▶ [To do]: Transcribe the entries exactly; images are not part of the copy.
#####
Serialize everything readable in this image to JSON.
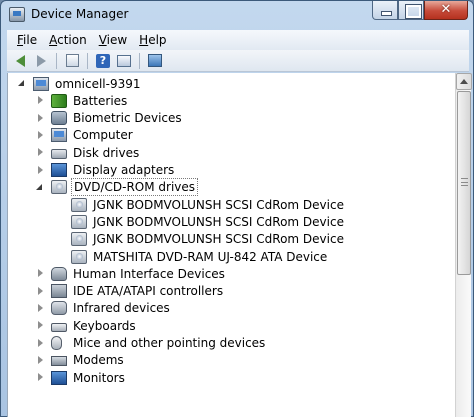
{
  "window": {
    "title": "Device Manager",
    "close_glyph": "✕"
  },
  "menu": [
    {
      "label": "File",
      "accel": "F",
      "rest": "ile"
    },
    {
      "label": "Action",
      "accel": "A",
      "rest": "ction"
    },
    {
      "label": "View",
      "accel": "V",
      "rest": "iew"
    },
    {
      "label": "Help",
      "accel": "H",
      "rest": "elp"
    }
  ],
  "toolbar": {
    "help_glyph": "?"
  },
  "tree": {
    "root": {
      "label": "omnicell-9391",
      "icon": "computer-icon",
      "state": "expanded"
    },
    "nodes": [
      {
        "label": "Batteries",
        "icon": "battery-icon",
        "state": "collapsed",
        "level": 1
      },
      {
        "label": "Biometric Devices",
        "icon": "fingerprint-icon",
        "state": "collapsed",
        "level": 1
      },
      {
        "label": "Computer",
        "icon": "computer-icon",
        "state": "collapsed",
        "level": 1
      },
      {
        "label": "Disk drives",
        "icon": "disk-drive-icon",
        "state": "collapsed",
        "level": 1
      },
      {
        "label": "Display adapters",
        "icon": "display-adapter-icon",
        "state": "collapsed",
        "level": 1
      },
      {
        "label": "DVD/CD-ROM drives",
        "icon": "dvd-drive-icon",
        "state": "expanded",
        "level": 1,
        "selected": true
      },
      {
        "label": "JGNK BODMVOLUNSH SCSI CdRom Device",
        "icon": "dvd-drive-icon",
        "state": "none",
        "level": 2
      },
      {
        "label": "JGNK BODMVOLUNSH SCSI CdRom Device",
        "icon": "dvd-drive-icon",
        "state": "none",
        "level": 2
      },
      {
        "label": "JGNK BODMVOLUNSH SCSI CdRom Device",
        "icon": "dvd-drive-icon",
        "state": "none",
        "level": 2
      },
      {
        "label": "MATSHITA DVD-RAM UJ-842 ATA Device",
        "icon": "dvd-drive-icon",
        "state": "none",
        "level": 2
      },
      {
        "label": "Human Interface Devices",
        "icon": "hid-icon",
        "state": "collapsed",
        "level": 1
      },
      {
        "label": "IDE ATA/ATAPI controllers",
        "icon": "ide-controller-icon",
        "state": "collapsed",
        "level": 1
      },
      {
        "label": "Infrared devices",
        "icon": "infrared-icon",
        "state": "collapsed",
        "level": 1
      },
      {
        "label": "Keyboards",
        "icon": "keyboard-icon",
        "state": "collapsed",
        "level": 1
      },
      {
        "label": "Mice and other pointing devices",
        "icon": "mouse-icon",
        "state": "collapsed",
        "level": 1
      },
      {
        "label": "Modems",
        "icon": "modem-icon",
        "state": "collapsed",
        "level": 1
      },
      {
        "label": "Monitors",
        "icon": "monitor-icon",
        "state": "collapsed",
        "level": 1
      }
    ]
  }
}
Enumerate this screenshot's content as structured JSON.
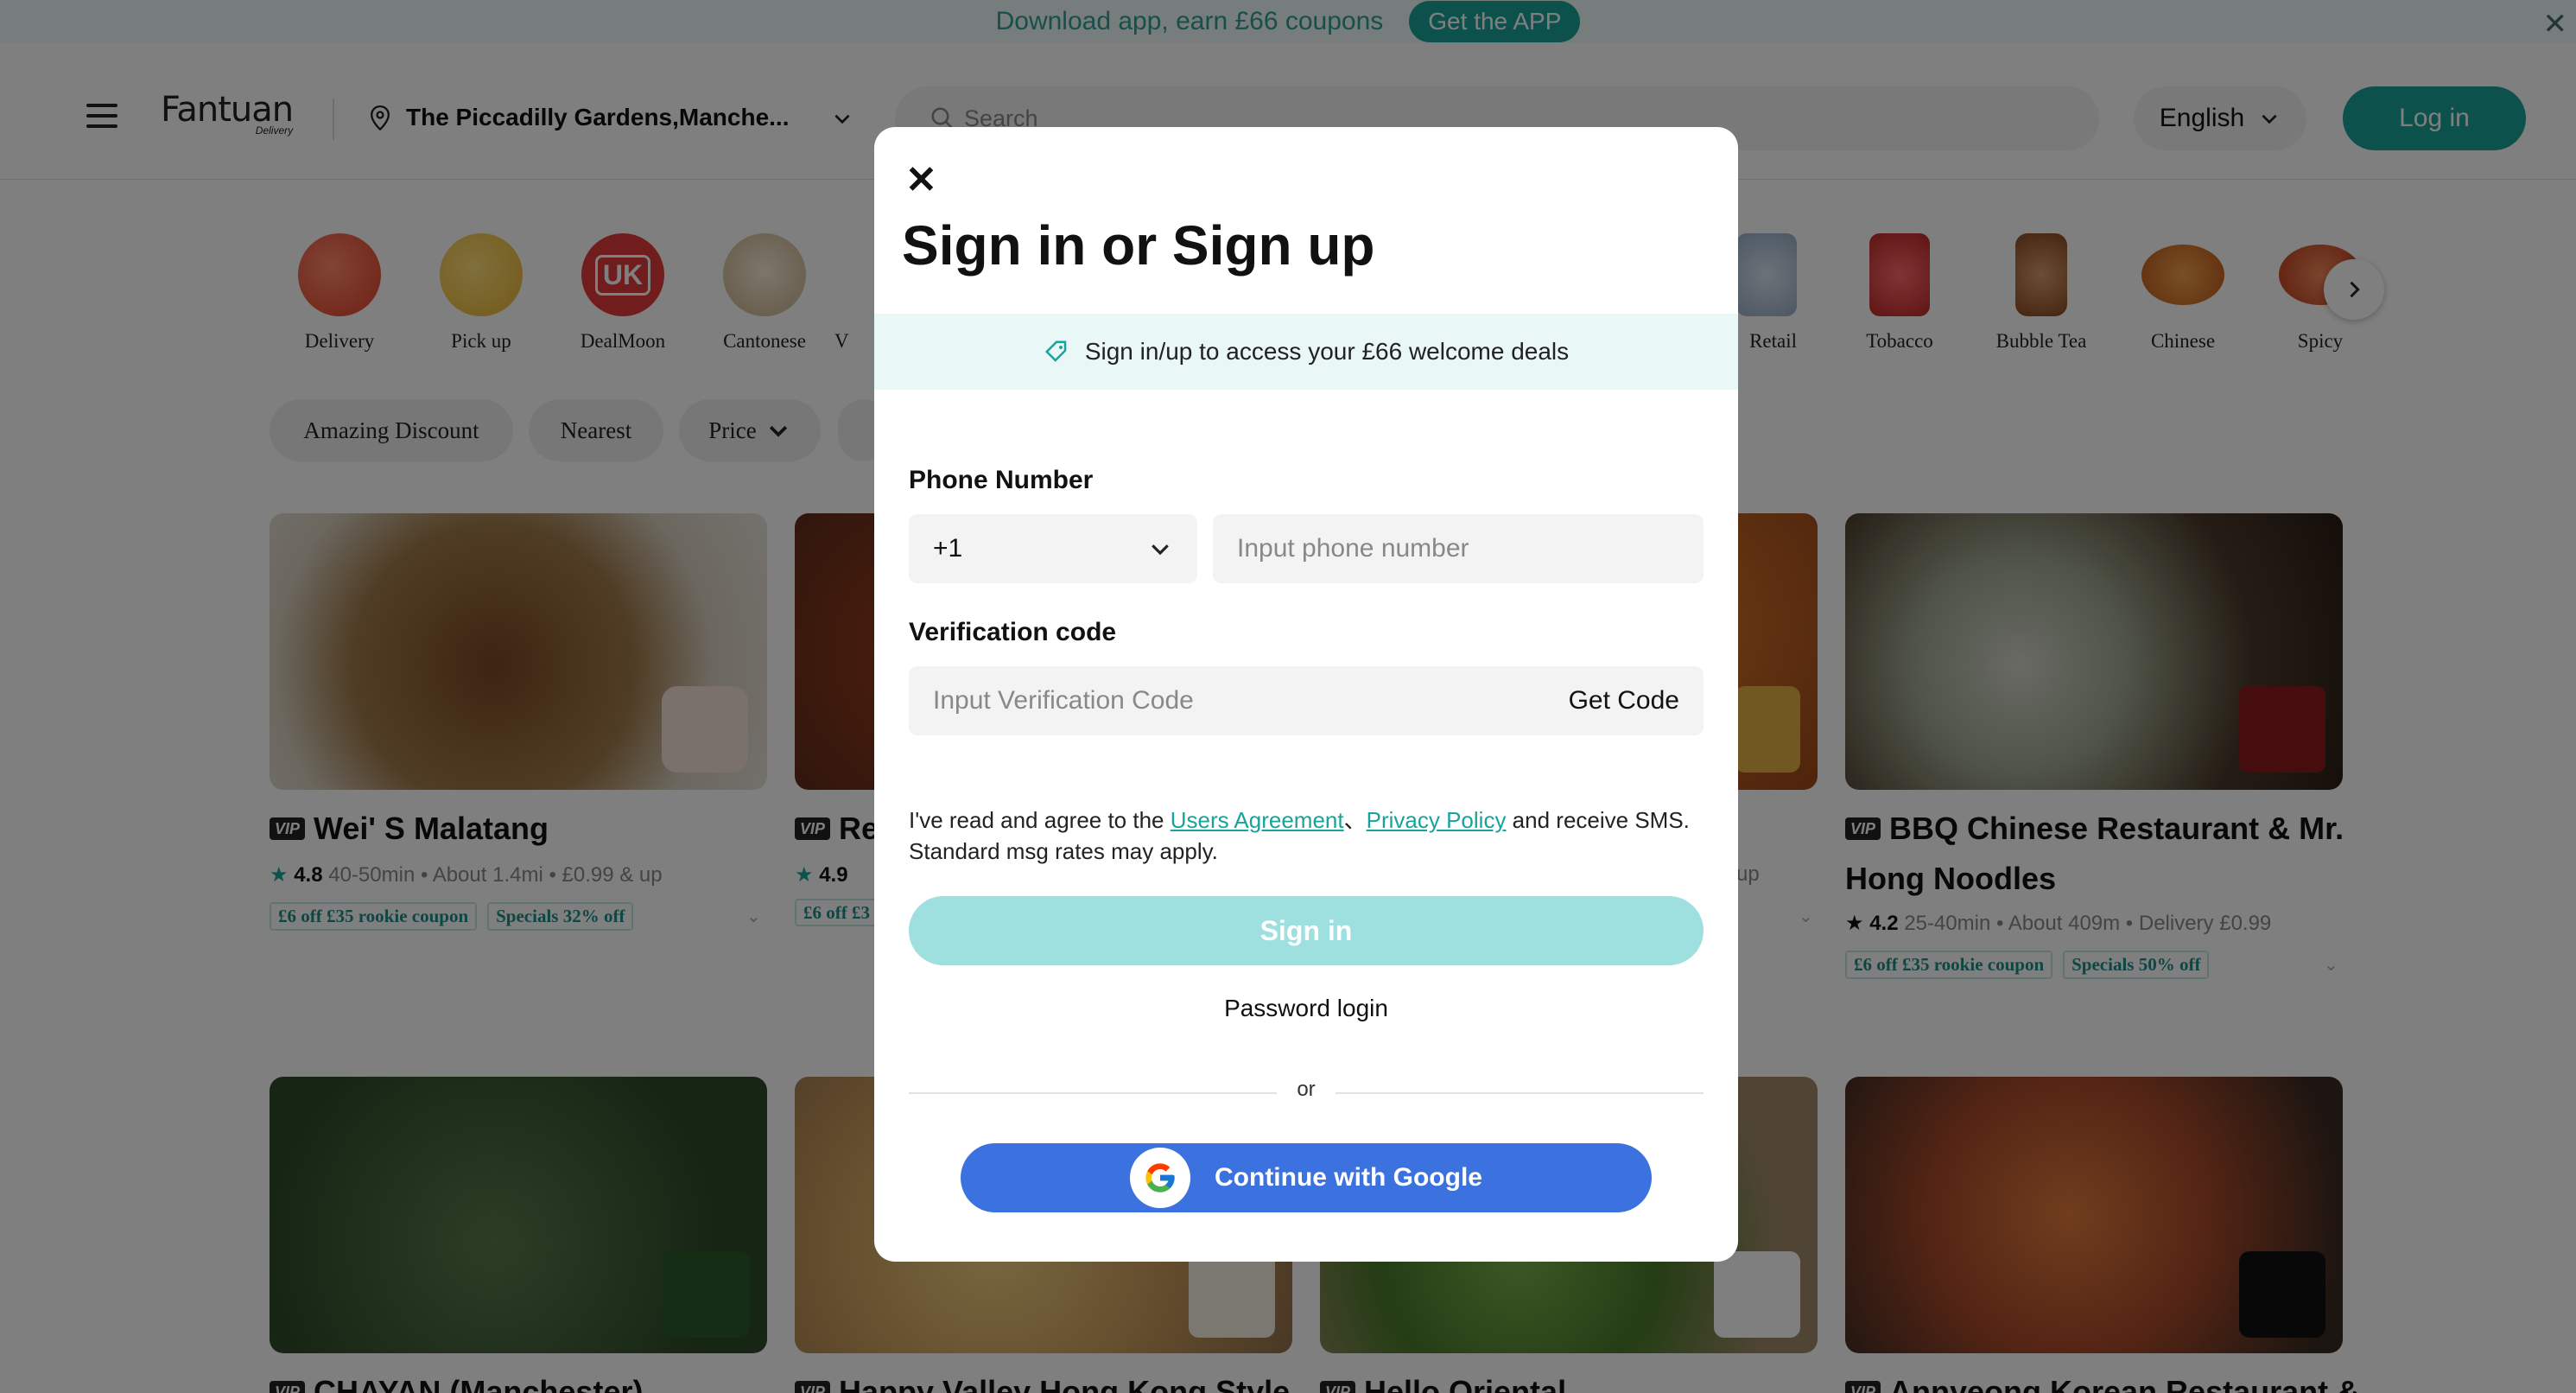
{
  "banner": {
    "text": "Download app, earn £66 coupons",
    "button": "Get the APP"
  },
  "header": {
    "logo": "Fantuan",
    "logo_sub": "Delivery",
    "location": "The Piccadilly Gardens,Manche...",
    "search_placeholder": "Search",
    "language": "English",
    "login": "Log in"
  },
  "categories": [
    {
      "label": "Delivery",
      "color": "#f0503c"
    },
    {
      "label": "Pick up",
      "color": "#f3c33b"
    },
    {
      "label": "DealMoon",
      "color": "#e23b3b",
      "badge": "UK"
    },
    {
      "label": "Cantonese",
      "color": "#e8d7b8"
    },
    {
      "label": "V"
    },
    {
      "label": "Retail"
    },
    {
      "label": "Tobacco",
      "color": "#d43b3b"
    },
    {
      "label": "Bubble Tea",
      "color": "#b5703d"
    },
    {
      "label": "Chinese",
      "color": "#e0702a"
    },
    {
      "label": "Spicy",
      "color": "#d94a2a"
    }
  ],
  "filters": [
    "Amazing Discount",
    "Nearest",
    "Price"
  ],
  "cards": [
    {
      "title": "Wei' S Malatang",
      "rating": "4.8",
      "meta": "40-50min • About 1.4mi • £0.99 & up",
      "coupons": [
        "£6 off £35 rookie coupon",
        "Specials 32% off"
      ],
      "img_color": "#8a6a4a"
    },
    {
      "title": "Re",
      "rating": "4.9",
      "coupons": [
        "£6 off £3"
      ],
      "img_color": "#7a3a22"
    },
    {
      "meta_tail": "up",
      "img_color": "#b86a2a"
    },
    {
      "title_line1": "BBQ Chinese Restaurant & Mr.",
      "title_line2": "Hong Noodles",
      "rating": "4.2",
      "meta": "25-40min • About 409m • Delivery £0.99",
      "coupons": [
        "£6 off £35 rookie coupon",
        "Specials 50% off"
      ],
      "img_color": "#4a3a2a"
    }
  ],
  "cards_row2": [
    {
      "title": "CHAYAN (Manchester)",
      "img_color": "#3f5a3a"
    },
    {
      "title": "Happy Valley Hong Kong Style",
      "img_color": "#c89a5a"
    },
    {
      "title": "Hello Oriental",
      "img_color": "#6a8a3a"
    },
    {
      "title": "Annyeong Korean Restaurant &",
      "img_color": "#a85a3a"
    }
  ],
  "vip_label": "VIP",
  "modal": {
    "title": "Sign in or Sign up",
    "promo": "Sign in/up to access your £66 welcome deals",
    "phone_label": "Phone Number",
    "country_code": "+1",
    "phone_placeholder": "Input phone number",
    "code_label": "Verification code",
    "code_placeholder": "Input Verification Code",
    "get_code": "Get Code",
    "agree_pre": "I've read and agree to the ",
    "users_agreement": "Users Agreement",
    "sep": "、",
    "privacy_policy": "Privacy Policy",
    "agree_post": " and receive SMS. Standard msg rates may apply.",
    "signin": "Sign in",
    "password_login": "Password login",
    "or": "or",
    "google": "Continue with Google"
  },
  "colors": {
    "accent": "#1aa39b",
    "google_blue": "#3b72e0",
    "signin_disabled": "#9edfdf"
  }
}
#####
▶ [Solution to the exercise]:
Serialize everything readable in this image to JSON.
{
  "window": {
    "title": "Device Manager",
    "close_glyph": "✕"
  },
  "menu": [
    {
      "label": "File",
      "accel": "F",
      "rest": "ile"
    },
    {
      "label": "Action",
      "accel": "A",
      "rest": "ction"
    },
    {
      "label": "View",
      "accel": "V",
      "rest": "iew"
    },
    {
      "label": "Help",
      "accel": "H",
      "rest": "elp"
    }
  ],
  "toolbar": {
    "help_glyph": "?"
  },
  "tree": {
    "root": {
      "label": "omnicell-9391",
      "icon": "computer-icon",
      "state": "expanded"
    },
    "nodes": [
      {
        "label": "Batteries",
        "icon": "battery-icon",
        "state": "collapsed",
        "level": 1
      },
      {
        "label": "Biometric Devices",
        "icon": "fingerprint-icon",
        "state": "collapsed",
        "level": 1
      },
      {
        "label": "Computer",
        "icon": "computer-icon",
        "state": "collapsed",
        "level": 1
      },
      {
        "label": "Disk drives",
        "icon": "disk-drive-icon",
        "state": "collapsed",
        "level": 1
      },
      {
        "label": "Display adapters",
        "icon": "display-adapter-icon",
        "state": "collapsed",
        "level": 1
      },
      {
        "label": "DVD/CD-ROM drives",
        "icon": "dvd-drive-icon",
        "state": "expanded",
        "level": 1,
        "selected": true
      },
      {
        "label": "JGNK BODMVOLUNSH SCSI CdRom Device",
        "icon": "dvd-drive-icon",
        "state": "none",
        "level": 2
      },
      {
        "label": "JGNK BODMVOLUNSH SCSI CdRom Device",
        "icon": "dvd-drive-icon",
        "state": "none",
        "level": 2
      },
      {
        "label": "JGNK BODMVOLUNSH SCSI CdRom Device",
        "icon": "dvd-drive-icon",
        "state": "none",
        "level": 2
      },
      {
        "label": "MATSHITA DVD-RAM UJ-842 ATA Device",
        "icon": "dvd-drive-icon",
        "state": "none",
        "level": 2
      },
      {
        "label": "Human Interface Devices",
        "icon": "hid-icon",
        "state": "collapsed",
        "level": 1
      },
      {
        "label": "IDE ATA/ATAPI controllers",
        "icon": "ide-controller-icon",
        "state": "collapsed",
        "level": 1
      },
      {
        "label": "Infrared devices",
        "icon": "infrared-icon",
        "state": "collapsed",
        "level": 1
      },
      {
        "label": "Keyboards",
        "icon": "keyboard-icon",
        "state": "collapsed",
        "level": 1
      },
      {
        "label": "Mice and other pointing devices",
        "icon": "mouse-icon",
        "state": "collapsed",
        "level": 1
      },
      {
        "label": "Modems",
        "icon": "modem-icon",
        "state": "collapsed",
        "level": 1
      },
      {
        "label": "Monitors",
        "icon": "monitor-icon",
        "state": "collapsed",
        "level": 1
      }
    ]
  }
}
Enumerate this screenshot's content as structured JSON.
{
  "banner": {
    "text": "Download app, earn £66 coupons",
    "button": "Get the APP"
  },
  "header": {
    "logo": "Fantuan",
    "logo_sub": "Delivery",
    "location": "The Piccadilly Gardens,Manche...",
    "search_placeholder": "Search",
    "language": "English",
    "login": "Log in"
  },
  "categories": [
    {
      "label": "Delivery",
      "color": "#f0503c"
    },
    {
      "label": "Pick up",
      "color": "#f3c33b"
    },
    {
      "label": "DealMoon",
      "color": "#e23b3b",
      "badge": "UK"
    },
    {
      "label": "Cantonese",
      "color": "#e8d7b8"
    },
    {
      "label": "V"
    },
    {
      "label": "Retail"
    },
    {
      "label": "Tobacco",
      "color": "#d43b3b"
    },
    {
      "label": "Bubble Tea",
      "color": "#b5703d"
    },
    {
      "label": "Chinese",
      "color": "#e0702a"
    },
    {
      "label": "Spicy",
      "color": "#d94a2a"
    }
  ],
  "filters": [
    "Amazing Discount",
    "Nearest",
    "Price"
  ],
  "cards": [
    {
      "title": "Wei' S Malatang",
      "rating": "4.8",
      "meta": "40-50min • About 1.4mi • £0.99 & up",
      "coupons": [
        "£6 off £35 rookie coupon",
        "Specials 32% off"
      ],
      "img_color": "#8a6a4a"
    },
    {
      "title": "Re",
      "rating": "4.9",
      "coupons": [
        "£6 off £3"
      ],
      "img_color": "#7a3a22"
    },
    {
      "meta_tail": "up",
      "img_color": "#b86a2a"
    },
    {
      "title_line1": "BBQ Chinese Restaurant & Mr.",
      "title_line2": "Hong Noodles",
      "rating": "4.2",
      "meta": "25-40min • About 409m • Delivery £0.99",
      "coupons": [
        "£6 off £35 rookie coupon",
        "Specials 50% off"
      ],
      "img_color": "#4a3a2a"
    }
  ],
  "cards_row2": [
    {
      "title": "CHAYAN (Manchester)",
      "img_color": "#3f5a3a"
    },
    {
      "title": "Happy Valley Hong Kong Style",
      "img_color": "#c89a5a"
    },
    {
      "title": "Hello Oriental",
      "img_color": "#6a8a3a"
    },
    {
      "title": "Annyeong Korean Restaurant &",
      "img_color": "#a85a3a"
    }
  ],
  "vip_label": "VIP",
  "modal": {
    "title": "Sign in or Sign up",
    "promo": "Sign in/up to access your £66 welcome deals",
    "phone_label": "Phone Number",
    "country_code": "+1",
    "phone_placeholder": "Input phone number",
    "code_label": "Verification code",
    "code_placeholder": "Input Verification Code",
    "get_code": "Get Code",
    "agree_pre": "I've read and agree to the ",
    "users_agreement": "Users Agreement",
    "sep": "、",
    "privacy_policy": "Privacy Policy",
    "agree_post": " and receive SMS. Standard msg rates may apply.",
    "signin": "Sign in",
    "password_login": "Password login",
    "or": "or",
    "google": "Continue with Google"
  },
  "colors": {
    "accent": "#1aa39b",
    "google_blue": "#3b72e0",
    "signin_disabled": "#9edfdf"
  }
}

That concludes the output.